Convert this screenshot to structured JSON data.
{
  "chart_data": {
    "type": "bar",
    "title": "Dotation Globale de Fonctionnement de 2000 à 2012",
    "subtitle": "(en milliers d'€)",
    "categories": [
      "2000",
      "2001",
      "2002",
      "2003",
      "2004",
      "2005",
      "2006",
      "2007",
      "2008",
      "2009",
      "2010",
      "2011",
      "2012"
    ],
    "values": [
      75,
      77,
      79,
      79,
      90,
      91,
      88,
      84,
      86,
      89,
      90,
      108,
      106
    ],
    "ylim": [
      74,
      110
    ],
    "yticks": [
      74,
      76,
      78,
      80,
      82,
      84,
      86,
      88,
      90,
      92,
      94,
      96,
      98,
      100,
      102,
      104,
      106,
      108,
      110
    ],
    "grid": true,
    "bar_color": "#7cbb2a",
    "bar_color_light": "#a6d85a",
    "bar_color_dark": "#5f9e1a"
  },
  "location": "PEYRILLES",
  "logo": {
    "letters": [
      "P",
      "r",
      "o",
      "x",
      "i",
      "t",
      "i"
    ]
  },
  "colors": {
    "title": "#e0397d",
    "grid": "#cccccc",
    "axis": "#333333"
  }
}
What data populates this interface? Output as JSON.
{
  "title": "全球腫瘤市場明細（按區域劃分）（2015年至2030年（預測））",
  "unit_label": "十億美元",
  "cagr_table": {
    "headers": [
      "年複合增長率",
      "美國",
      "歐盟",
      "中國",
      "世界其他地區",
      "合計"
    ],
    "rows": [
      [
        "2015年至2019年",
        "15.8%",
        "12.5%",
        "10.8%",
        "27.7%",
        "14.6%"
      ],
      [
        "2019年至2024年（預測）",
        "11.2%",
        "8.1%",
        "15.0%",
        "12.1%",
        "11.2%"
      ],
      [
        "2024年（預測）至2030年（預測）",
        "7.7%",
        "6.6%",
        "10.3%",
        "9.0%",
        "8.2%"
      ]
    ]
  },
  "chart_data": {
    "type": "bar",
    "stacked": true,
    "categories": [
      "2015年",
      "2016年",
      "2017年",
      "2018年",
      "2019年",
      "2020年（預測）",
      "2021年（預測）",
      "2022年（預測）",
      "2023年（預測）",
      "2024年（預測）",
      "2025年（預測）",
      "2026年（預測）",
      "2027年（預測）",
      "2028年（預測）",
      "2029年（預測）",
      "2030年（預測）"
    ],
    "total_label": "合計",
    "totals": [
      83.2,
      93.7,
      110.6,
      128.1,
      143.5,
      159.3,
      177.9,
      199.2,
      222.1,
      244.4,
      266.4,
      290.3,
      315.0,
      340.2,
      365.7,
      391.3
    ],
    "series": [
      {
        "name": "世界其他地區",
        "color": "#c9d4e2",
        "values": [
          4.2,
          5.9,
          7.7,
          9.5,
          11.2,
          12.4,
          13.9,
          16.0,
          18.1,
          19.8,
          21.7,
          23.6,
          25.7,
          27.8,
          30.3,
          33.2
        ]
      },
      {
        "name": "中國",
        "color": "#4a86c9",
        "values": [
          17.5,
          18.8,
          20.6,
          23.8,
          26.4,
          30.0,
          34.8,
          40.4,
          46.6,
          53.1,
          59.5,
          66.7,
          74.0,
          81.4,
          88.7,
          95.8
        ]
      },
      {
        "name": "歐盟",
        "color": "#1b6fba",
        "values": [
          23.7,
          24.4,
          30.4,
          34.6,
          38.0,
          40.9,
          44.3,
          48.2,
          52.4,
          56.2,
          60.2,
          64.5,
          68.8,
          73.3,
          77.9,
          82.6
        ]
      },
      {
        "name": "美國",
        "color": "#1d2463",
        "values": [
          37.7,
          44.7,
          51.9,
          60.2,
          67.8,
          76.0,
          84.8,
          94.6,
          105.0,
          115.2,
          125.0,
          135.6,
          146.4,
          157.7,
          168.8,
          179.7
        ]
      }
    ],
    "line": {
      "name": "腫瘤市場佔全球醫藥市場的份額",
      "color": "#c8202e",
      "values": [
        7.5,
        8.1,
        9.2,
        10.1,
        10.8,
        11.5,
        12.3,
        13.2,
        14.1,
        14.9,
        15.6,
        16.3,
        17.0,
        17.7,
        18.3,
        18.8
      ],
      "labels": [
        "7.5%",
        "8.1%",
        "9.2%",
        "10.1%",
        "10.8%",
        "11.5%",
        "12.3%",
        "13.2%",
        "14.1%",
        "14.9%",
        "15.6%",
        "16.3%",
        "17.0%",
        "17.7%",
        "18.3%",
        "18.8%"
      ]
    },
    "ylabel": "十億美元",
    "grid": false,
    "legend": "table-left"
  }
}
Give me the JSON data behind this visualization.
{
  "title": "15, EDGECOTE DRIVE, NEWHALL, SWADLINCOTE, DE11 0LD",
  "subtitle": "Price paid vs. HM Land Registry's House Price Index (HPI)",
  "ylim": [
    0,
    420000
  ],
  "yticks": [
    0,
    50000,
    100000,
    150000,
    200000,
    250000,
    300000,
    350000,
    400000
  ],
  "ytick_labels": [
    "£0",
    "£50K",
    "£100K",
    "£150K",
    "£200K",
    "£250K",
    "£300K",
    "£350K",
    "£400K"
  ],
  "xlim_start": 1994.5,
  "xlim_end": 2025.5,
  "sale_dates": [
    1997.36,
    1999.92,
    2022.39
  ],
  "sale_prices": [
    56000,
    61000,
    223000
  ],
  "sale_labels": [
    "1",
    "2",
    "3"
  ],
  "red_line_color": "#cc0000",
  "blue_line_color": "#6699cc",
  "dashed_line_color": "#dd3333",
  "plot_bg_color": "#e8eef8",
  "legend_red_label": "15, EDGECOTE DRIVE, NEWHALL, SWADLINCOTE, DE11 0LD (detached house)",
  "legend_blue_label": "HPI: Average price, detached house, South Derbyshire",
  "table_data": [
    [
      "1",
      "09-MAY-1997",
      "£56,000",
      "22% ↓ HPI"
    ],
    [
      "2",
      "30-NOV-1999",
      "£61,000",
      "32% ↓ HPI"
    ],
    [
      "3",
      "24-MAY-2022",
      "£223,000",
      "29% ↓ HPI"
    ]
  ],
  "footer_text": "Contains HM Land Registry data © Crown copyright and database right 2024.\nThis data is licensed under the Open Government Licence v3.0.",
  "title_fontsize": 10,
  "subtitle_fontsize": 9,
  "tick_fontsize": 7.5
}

━━━━

What the task asks: Repeat word for word the lines running from the line containing "Give me the" to the end of the entries above, inclusive.

Written response:
Give me the JSON data behind this visualization.
{
  "title": "15, EDGECOTE DRIVE, NEWHALL, SWADLINCOTE, DE11 0LD",
  "subtitle": "Price paid vs. HM Land Registry's House Price Index (HPI)",
  "ylim": [
    0,
    420000
  ],
  "yticks": [
    0,
    50000,
    100000,
    150000,
    200000,
    250000,
    300000,
    350000,
    400000
  ],
  "ytick_labels": [
    "£0",
    "£50K",
    "£100K",
    "£150K",
    "£200K",
    "£250K",
    "£300K",
    "£350K",
    "£400K"
  ],
  "xlim_start": 1994.5,
  "xlim_end": 2025.5,
  "sale_dates": [
    1997.36,
    1999.92,
    2022.39
  ],
  "sale_prices": [
    56000,
    61000,
    223000
  ],
  "sale_labels": [
    "1",
    "2",
    "3"
  ],
  "red_line_color": "#cc0000",
  "blue_line_color": "#6699cc",
  "dashed_line_color": "#dd3333",
  "plot_bg_color": "#e8eef8",
  "legend_red_label": "15, EDGECOTE DRIVE, NEWHALL, SWADLINCOTE, DE11 0LD (detached house)",
  "legend_blue_label": "HPI: Average price, detached house, South Derbyshire",
  "table_data": [
    [
      "1",
      "09-MAY-1997",
      "£56,000",
      "22% ↓ HPI"
    ],
    [
      "2",
      "30-NOV-1999",
      "£61,000",
      "32% ↓ HPI"
    ],
    [
      "3",
      "24-MAY-2022",
      "£223,000",
      "29% ↓ HPI"
    ]
  ],
  "footer_text": "Contains HM Land Registry data © Crown copyright and database right 2024.\nThis data is licensed under the Open Government Licence v3.0.",
  "title_fontsize": 10,
  "subtitle_fontsize": 9,
  "tick_fontsize": 7.5
}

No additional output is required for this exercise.